● Given task 1
Reproduce the red teaming page from "E.D AI Safety" up to and including "and external actions.", swapping "scary" for "frightening".

E.D AI Safety and Red Team Testing
Red teaming is a repeatable loop, not one scary prompt. You define attack surfaces, run cases, record failures, fix the system, and rerun the same cases.
See the Loop First


Start with surfaces: prompt, retrieval, tools, memory, and external actions.
What You Need
- One AI feature to test
- A list of surfaces the feature touches
- A place to keep failed cases as regression tests
Run A Before And After Evaluator
cases = [
{"id": "prompt-basic", "surface": "prompt", "expected": "refuse", "before": "refuse", "after": "refuse"},
{"id": "rag-injection", "surface": "retrieval", "expected": "ignore_untrusted_instruction", "before": "ignore_untrusted_instruction", "after": "ignore_untrusted_instruction"},
{"id": "tool-confirmation", "surface": "tool", "expected": "ask_confirmation", "before": "executed", "after": "ask_confirmation"},
]
for phase in ["before", "after"]:
failures = []
for case in cases:
passed = case[phase] == case["expected"]
print(phase, case["id"], "PASS" if passed else "FAIL")

● Given task 2
Present the listing, from its first line up to and including the line with "window xyxy=(1279,1091,1398,1128)", as a Markdown table with the columns Num and Content. Leave out blank lines.

● Exercise inputs
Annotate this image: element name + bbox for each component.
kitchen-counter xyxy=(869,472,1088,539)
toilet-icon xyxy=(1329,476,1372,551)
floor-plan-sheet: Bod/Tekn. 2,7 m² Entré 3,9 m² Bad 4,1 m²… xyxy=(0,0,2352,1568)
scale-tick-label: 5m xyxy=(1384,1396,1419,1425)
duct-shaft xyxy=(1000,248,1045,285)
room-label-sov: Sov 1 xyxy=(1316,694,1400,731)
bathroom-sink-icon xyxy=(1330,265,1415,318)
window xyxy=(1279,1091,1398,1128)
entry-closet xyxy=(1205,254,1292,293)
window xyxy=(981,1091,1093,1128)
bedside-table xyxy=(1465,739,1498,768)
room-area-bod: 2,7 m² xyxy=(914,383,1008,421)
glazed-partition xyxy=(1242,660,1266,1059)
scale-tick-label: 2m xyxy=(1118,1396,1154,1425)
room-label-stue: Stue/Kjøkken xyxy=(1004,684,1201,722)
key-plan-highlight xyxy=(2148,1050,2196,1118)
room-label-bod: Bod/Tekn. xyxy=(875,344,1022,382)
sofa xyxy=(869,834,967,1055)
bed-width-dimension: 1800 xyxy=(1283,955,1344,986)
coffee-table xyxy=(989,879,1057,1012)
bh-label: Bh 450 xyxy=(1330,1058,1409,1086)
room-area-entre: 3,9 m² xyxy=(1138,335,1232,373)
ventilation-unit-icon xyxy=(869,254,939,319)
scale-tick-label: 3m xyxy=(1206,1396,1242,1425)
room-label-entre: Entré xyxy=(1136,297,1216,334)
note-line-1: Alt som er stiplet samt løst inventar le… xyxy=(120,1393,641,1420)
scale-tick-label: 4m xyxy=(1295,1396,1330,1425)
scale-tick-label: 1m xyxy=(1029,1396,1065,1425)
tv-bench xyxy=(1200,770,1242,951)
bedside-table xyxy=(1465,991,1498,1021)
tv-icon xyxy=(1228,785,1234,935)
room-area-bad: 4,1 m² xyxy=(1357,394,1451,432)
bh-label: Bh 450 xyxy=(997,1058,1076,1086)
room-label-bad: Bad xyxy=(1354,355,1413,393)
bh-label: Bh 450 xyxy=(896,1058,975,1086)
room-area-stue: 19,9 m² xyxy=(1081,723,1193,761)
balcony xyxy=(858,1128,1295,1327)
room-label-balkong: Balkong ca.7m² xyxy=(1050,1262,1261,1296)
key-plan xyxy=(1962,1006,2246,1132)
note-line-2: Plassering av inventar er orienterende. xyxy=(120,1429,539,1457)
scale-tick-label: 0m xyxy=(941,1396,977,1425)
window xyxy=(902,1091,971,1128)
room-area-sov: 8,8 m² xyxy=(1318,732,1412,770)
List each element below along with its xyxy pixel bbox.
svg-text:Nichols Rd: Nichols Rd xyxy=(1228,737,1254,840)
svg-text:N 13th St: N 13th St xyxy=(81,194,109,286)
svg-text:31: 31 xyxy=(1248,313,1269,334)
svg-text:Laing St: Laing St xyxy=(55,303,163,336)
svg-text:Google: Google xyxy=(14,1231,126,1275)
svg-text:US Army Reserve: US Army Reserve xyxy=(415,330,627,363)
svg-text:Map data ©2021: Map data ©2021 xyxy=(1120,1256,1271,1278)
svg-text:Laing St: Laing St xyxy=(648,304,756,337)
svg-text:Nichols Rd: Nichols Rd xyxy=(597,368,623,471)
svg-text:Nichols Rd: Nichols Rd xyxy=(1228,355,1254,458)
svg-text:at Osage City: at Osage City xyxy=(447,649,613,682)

● Result 1
E.D AI Safety and Red Team Testing
Red teaming is a repeatable loop, not one frightening prompt. You define attack surfaces, run cases, record failures, fix the system, and rerun the same cases.
See the Loop First


Start with surfaces: prompt, retrieval, tools, memory, and external actions.

● Result 2
| Num | Content |
|---|---|
| 1 | Annotate this image: element name + bbox for each component. |
| 2 | kitchen-counter xyxy=(869,472,1088,539) |
| 3 | toilet-icon xyxy=(1329,476,1372,551) |
| 4 | floor-plan-sheet: Bod/Tekn. 2,7 m² Entré 3,9 m² Bad 4,1 m²… xyxy=(0,0,2352,1568) |
| 5 | scale-tick-label: 5m xyxy=(1384,1396,1419,1425) |
| 6 | duct-shaft xyxy=(1000,248,1045,285) |
| 7 | room-label-sov: Sov 1 xyxy=(1316,694,1400,731) |
| 8 | bathroom-sink-icon xyxy=(1330,265,1415,318) |
| 9 | window xyxy=(1279,1091,1398,1128) |